Start of Records shown

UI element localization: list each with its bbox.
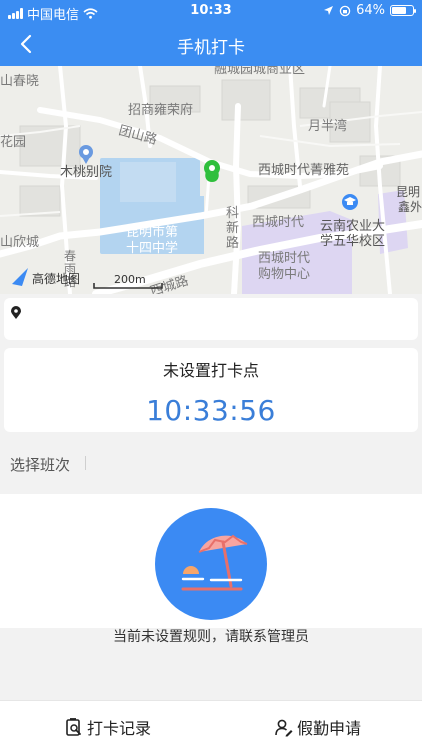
map-label-xicheng-mall-2: 购物中心 xyxy=(258,266,310,282)
battery-percent: 64% xyxy=(356,3,385,18)
map-label-kexin-3: 路 xyxy=(226,235,239,251)
shift-selector[interactable]: 选择班次 xyxy=(0,448,422,478)
amap-logo-text: 高德地图 xyxy=(32,271,80,286)
map-label-mutao: 木桃别院 xyxy=(60,165,112,180)
status-right-group: 64% xyxy=(323,3,416,18)
empty-state-illustration xyxy=(155,508,267,620)
map-label-huayuan: 花园 xyxy=(0,134,26,150)
current-location-marker-icon xyxy=(204,160,220,182)
page-title: 手机打卡 xyxy=(177,38,245,58)
map-label-xicheng-mall-1: 西城时代 xyxy=(258,251,310,266)
location-pin-icon xyxy=(11,306,21,319)
map-label-kexin-1: 科 xyxy=(226,206,239,221)
clock-status-label: 未设置打卡点 xyxy=(162,361,259,380)
map-scale-label: 200m xyxy=(114,273,146,286)
university-poi-icon xyxy=(342,194,358,210)
person-edit-icon xyxy=(275,719,293,737)
empty-state-message: 当前未设置规则，请联系管理员 xyxy=(113,629,309,645)
map-label-nongye-2: 学五华校区 xyxy=(320,233,385,249)
map-label-zhaoshang: 招商雍荣府 xyxy=(128,102,193,118)
beach-umbrella-icon xyxy=(181,534,248,591)
tab-clock-records-label: 打卡记录 xyxy=(87,719,152,738)
shift-label: 选择班次 xyxy=(10,456,71,474)
map-label-chunyu-1: 春 xyxy=(64,249,76,263)
orientation-lock-icon xyxy=(339,5,351,16)
map-label-kunming-xin2: 鑫外 xyxy=(398,199,422,214)
map-label-kunming-xin: 昆明 xyxy=(396,185,420,199)
shift-divider xyxy=(85,456,86,470)
address-card xyxy=(4,298,418,340)
map-label-school-2: 十四中学 xyxy=(126,240,178,256)
battery-icon xyxy=(390,5,416,16)
status-bar: 中国电信 10:33 64% xyxy=(0,0,422,23)
map-label-chunxiao: 山春晓 xyxy=(0,74,39,89)
map-label-nongye-1: 云南农业大 xyxy=(320,218,385,234)
map-label-school-1: 昆明市第 xyxy=(126,224,178,240)
map-label-shanxin: 山欣城 xyxy=(0,235,39,250)
clock-time: 10:33:56 xyxy=(146,394,276,427)
map-view[interactable]: 山春晓 融城园城商业区 招商雍荣府 团山路 月半湾 花园 木桃别院 西城时代菁雅… xyxy=(0,66,422,294)
tab-leave-request-label: 假勤申请 xyxy=(297,719,362,738)
tab-leave-request[interactable]: 假勤申请 xyxy=(274,715,361,739)
bottom-tab-bar: 打卡记录 假勤申请 xyxy=(0,700,422,750)
map-label-business-area: 融城园城商业区 xyxy=(214,66,305,77)
map-label-xicheng-shidai: 西城时代 xyxy=(252,215,304,230)
clock-in-card[interactable]: 未设置打卡点 10:33:56 xyxy=(4,348,418,432)
tab-clock-records[interactable]: 打卡记录 xyxy=(64,715,151,739)
header: 手机打卡 xyxy=(0,22,422,66)
map-label-kexin-2: 新 xyxy=(226,220,239,236)
clipboard-search-icon xyxy=(66,718,81,736)
map-label-yuebanwan: 月半湾 xyxy=(308,118,347,134)
location-arrow-icon xyxy=(324,6,334,15)
battery-fill xyxy=(392,7,407,14)
map-label-xicheng-jingya: 西城时代菁雅苑 xyxy=(258,163,349,178)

End of Records shown

Written problem →
Rewrite the material from the line containing "map-label-xicheng-mall-2: 购物中心 xyxy=(258,266,310,282)" through the line containing "status-right-group: 64% xyxy=(323,3,416,18)", replacing "battery-percent" with "battery-level" and leaving everything else unchanged. Give only those lines.

Correct answer →
map-label-xicheng-mall-2: 购物中心 xyxy=(258,266,310,282)
battery-level: 64% xyxy=(356,3,385,18)
map-label-kexin-3: 路 xyxy=(226,235,239,251)
shift-selector[interactable]: 选择班次 xyxy=(0,448,422,478)
amap-logo-text: 高德地图 xyxy=(32,271,80,286)
map-label-mutao: 木桃别院 xyxy=(60,165,112,180)
status-right-group: 64% xyxy=(323,3,416,18)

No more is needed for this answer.